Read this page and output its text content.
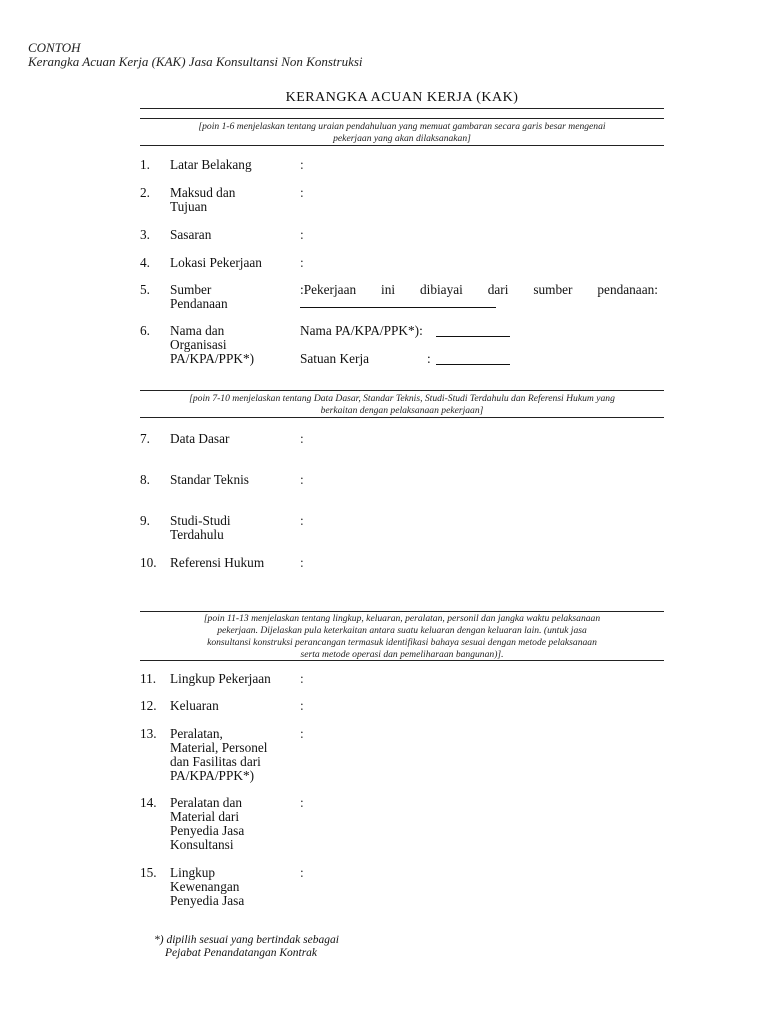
CONTOH
Kerangka Acuan Kerja (KAK) Jasa Konsultansi Non Konstruksi
KERANGKA ACUAN KERJA (KAK)
[poin 1-6 menjelaskan tentang uraian pendahuluan yang memuat gambaran secara garis besar mengenai
pekerjaan yang akan dilaksanakan]
1.	Latar Belakang	:
2.	Maksud dan
Tujuan
:
3.	Sasaran	:
4.	Lokasi Pekerjaan	:
5.	Sumber
Pendanaan
:Pekerjaan ini dibiayai dari sumber pendanaan:
6.	Nama dan
Organisasi
PA/KPA/PPK*)
Nama PA/KPA/PPK*):
Satuan Kerja	:
[poin 7-10 menjelaskan tentang Data Dasar, Standar Teknis, Studi-Studi Terdahulu dan Referensi Hukum yang
berkaitan dengan pelaksanaan pekerjaan]
7.	Data Dasar	:
8.	Standar Teknis	:
9.	Studi-Studi
Terdahulu
:
10.	Referensi Hukum	:
[poin 11-13 menjelaskan tentang lingkup, keluaran, peralatan, personil dan jangka waktu pelaksanaan
pekerjaan. Dijelaskan pula keterkaitan antara suatu keluaran dengan keluaran lain. (untuk jasa
konsultansi konstruksi perancangan termasuk identifikasi bahaya sesuai dengan metode pelaksanaan
serta metode operasi dan pemeliharaan bangunan)].
11.	Lingkup Pekerjaan	:
12.	Keluaran	:
13.	Peralatan,
Material, Personel
dan Fasilitas dari
PA/KPA/PPK*)
:
14.	Peralatan dan
Material dari
Penyedia Jasa
Konsultansi
:
15.	Lingkup
Kewenangan
Penyedia Jasa
:
*) dipilih sesuai yang bertindak sebagai
Pejabat Penandatangan Kontrak
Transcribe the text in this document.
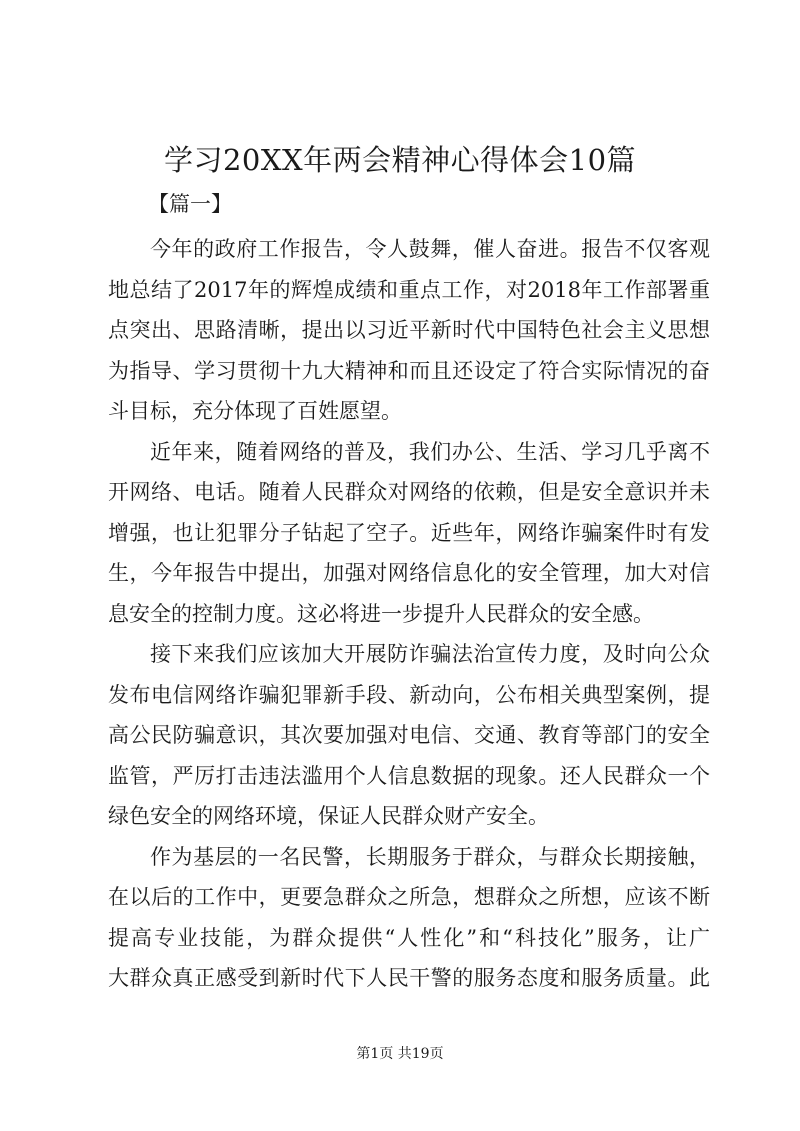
学习20XX年两会精神心得体会10篇

【篇一】

今年的政府工作报告，令人鼓舞，催人奋进。报告不仅客观
地总结了2017年的辉煌成绩和重点工作，对2018年工作部署重
点突出、思路清晰，提出以习近平新时代中国特色社会主义思想
为指导、学习贯彻十九大精神和而且还设定了符合实际情况的奋
斗目标，充分体现了百姓愿望。
近年来，随着网络的普及，我们办公、生活、学习几乎离不
开网络、电话。随着人民群众对网络的依赖，但是安全意识并未
增强，也让犯罪分子钻起了空子。近些年，网络诈骗案件时有发
生，今年报告中提出，加强对网络信息化的安全管理，加大对信
息安全的控制力度。这必将进一步提升人民群众的安全感。
接下来我们应该加大开展防诈骗法治宣传力度，及时向公众
发布电信网络诈骗犯罪新手段、新动向，公布相关典型案例，提
高公民防骗意识，其次要加强对电信、交通、教育等部门的安全
监管，严厉打击违法滥用个人信息数据的现象。还人民群众一个
绿色安全的网络环境，保证人民群众财产安全。
作为基层的一名民警，长期服务于群众，与群众长期接触，
在以后的工作中，更要急群众之所急，想群众之所想，应该不断
提高专业技能，为群众提供“人性化”和“科技化”服务，让广
大群众真正感受到新时代下人民干警的服务态度和服务质量。此
第1页 共19页
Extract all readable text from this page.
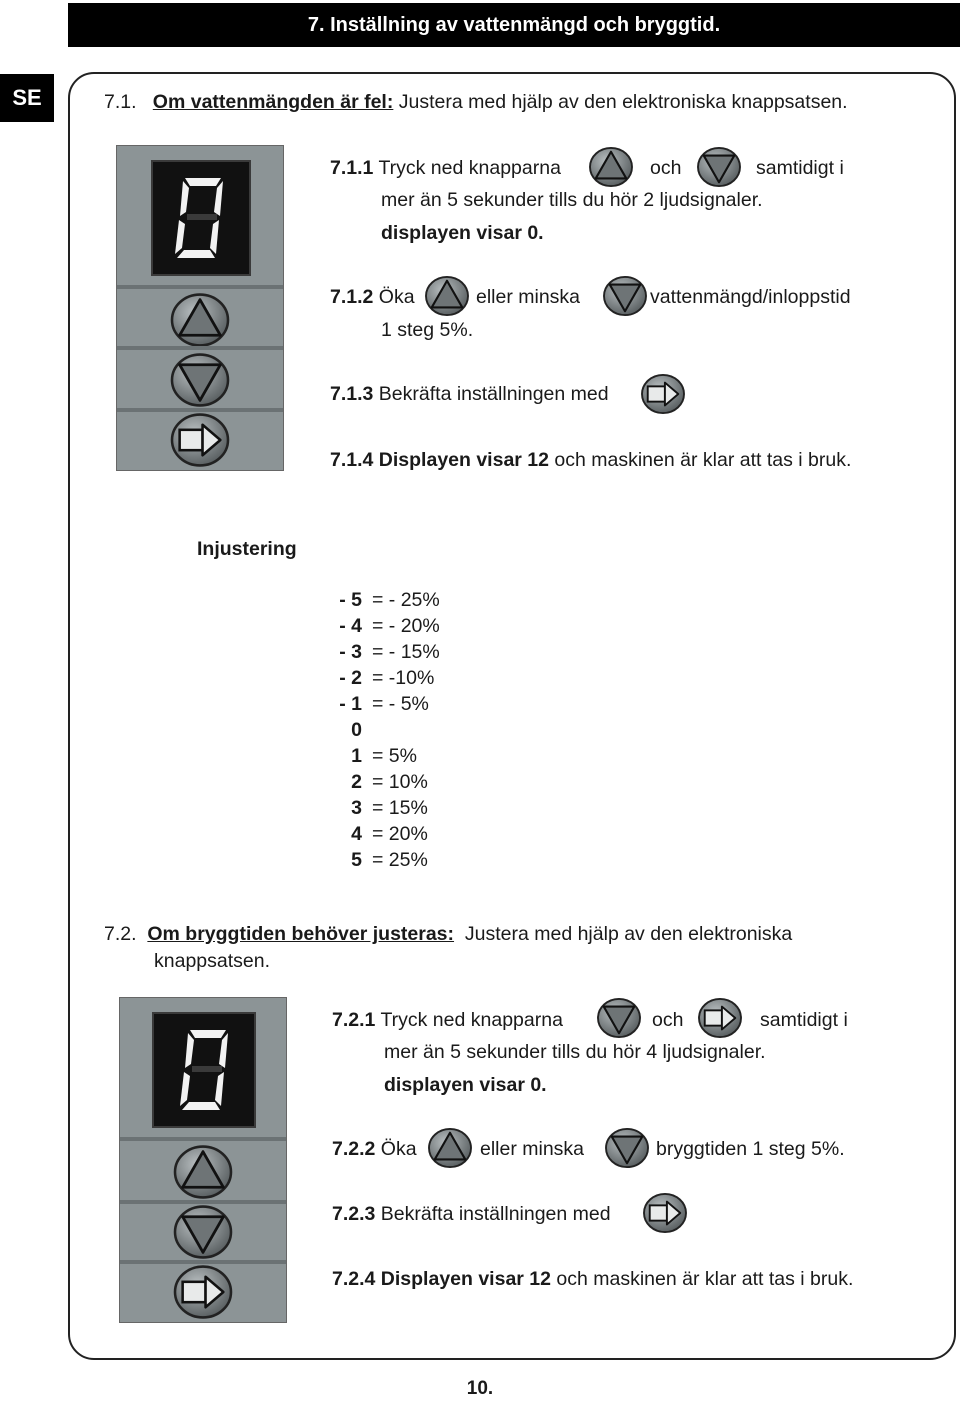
7. Inställning av vattenmängd och bryggtid.
SE	7.1. Om vattenmängden är fel: Justera med hjälp av den elektroniska knappsatsen.
7.1.1 Tryck ned knapparna	och	samtidigt i
mer än 5 sekunder tills du hör 2 ljudsignaler.
displayen visar 0.
7.1.2 Öka	eller minska	vattenmängd/inloppstid
1 steg 5%.
7.1.3 Bekräfta inställningen med
7.1.4 Displayen visar 12 och maskinen är klar att tas i bruk.
Injustering
- 5 = - 25%
- 4 = - 20%
- 3 = - 15%
- 2 = -10%
- 1 = - 5%
0
1 = 5%
2 = 10%
3 = 15%
4 = 20%
5 = 25%
7.2. Om bryggtiden behöver justeras: Justera med hjälp av den elektroniska
knappsatsen.
7.2.1 Tryck ned knapparna	och	samtidigt i
mer än 5 sekunder tills du hör 4 ljudsignaler.
displayen visar 0.
7.2.2 Öka	eller minska	bryggtiden 1 steg 5%.
7.2.3 Bekräfta inställningen med
7.2.4 Displayen visar 12 och maskinen är klar att tas i bruk.
10.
════════
Aim
Using the material above, return every line exactly as it appears, minus the pictures.

Final result
Read this page and output its text content.
CONTOH
Kerangka Acuan Kerja (KAK) Jasa Konsultansi Non Konstruksi
KERANGKA ACUAN KERJA (KAK)
[poin 1-6 menjelaskan tentang uraian pendahuluan yang memuat gambaran secara garis besar mengenai
pekerjaan yang akan dilaksanakan]
1.	Latar Belakang	:
2.	Maksud dan
Tujuan
:
3.	Sasaran	:
4.	Lokasi Pekerjaan	:
5.	Sumber
Pendanaan
:Pekerjaan ini dibiayai dari sumber pendanaan:
6.	Nama dan
Organisasi
PA/KPA/PPK*)
Nama PA/KPA/PPK*):
Satuan Kerja	:
[poin 7-10 menjelaskan tentang Data Dasar, Standar Teknis, Studi-Studi Terdahulu dan Referensi Hukum yang
berkaitan dengan pelaksanaan pekerjaan]
7.	Data Dasar	:
8.	Standar Teknis	:
9.	Studi-Studi
Terdahulu
:
10.	Referensi Hukum	:
[poin 11-13 menjelaskan tentang lingkup, keluaran, peralatan, personil dan jangka waktu pelaksanaan
pekerjaan. Dijelaskan pula keterkaitan antara suatu keluaran dengan keluaran lain. (untuk jasa
konsultansi konstruksi perancangan termasuk identifikasi bahaya sesuai dengan metode pelaksanaan
serta metode operasi dan pemeliharaan bangunan)].
11.	Lingkup Pekerjaan	:
12.	Keluaran	:
13.	Peralatan,
Material, Personel
dan Fasilitas dari
PA/KPA/PPK*)
:
14.	Peralatan dan
Material dari
Penyedia Jasa
Konsultansi
:
15.	Lingkup
Kewenangan
Penyedia Jasa
:
*) dipilih sesuai yang bertindak sebagai
Pejabat Penandatangan Kontrak
Transcribe the text in this document.
学习20XX年两会精神心得体会10篇

【篇一】

今年的政府工作报告，令人鼓舞，催人奋进。报告不仅客观
地总结了2017年的辉煌成绩和重点工作，对2018年工作部署重
点突出、思路清晰，提出以习近平新时代中国特色社会主义思想
为指导、学习贯彻十九大精神和而且还设定了符合实际情况的奋
斗目标，充分体现了百姓愿望。
近年来，随着网络的普及，我们办公、生活、学习几乎离不
开网络、电话。随着人民群众对网络的依赖，但是安全意识并未
增强，也让犯罪分子钻起了空子。近些年，网络诈骗案件时有发
生，今年报告中提出，加强对网络信息化的安全管理，加大对信
息安全的控制力度。这必将进一步提升人民群众的安全感。
接下来我们应该加大开展防诈骗法治宣传力度，及时向公众
发布电信网络诈骗犯罪新手段、新动向，公布相关典型案例，提
高公民防骗意识，其次要加强对电信、交通、教育等部门的安全
监管，严厉打击违法滥用个人信息数据的现象。还人民群众一个
绿色安全的网络环境，保证人民群众财产安全。
作为基层的一名民警，长期服务于群众，与群众长期接触，
在以后的工作中，更要急群众之所急，想群众之所想，应该不断
提高专业技能，为群众提供“人性化”和“科技化”服务，让广
大群众真正感受到新时代下人民干警的服务态度和服务质量。此
第1页 共19页
Extract all readable text from this page.
7. Inställning av vattenmängd och bryggtid.
SE	7.1. Om vattenmängden är fel: Justera med hjälp av den elektroniska knappsatsen.
7.1.1 Tryck ned knapparna	och	samtidigt i
mer än 5 sekunder tills du hör 2 ljudsignaler.
displayen visar 0.
7.1.2 Öka	eller minska	vattenmängd/inloppstid
1 steg 5%.
7.1.3 Bekräfta inställningen med
7.1.4 Displayen visar 12 och maskinen är klar att tas i bruk.
Injustering
- 5 = - 25%
- 4 = - 20%
- 3 = - 15%
- 2 = -10%
- 1 = - 5%
0
1 = 5%
2 = 10%
3 = 15%
4 = 20%
5 = 25%
7.2. Om bryggtiden behöver justeras: Justera med hjälp av den elektroniska
knappsatsen.
7.2.1 Tryck ned knapparna	och	samtidigt i
mer än 5 sekunder tills du hör 4 ljudsignaler.
displayen visar 0.
7.2.2 Öka	eller minska	bryggtiden 1 steg 5%.
7.2.3 Bekräfta inställningen med
7.2.4 Displayen visar 12 och maskinen är klar att tas i bruk.
10.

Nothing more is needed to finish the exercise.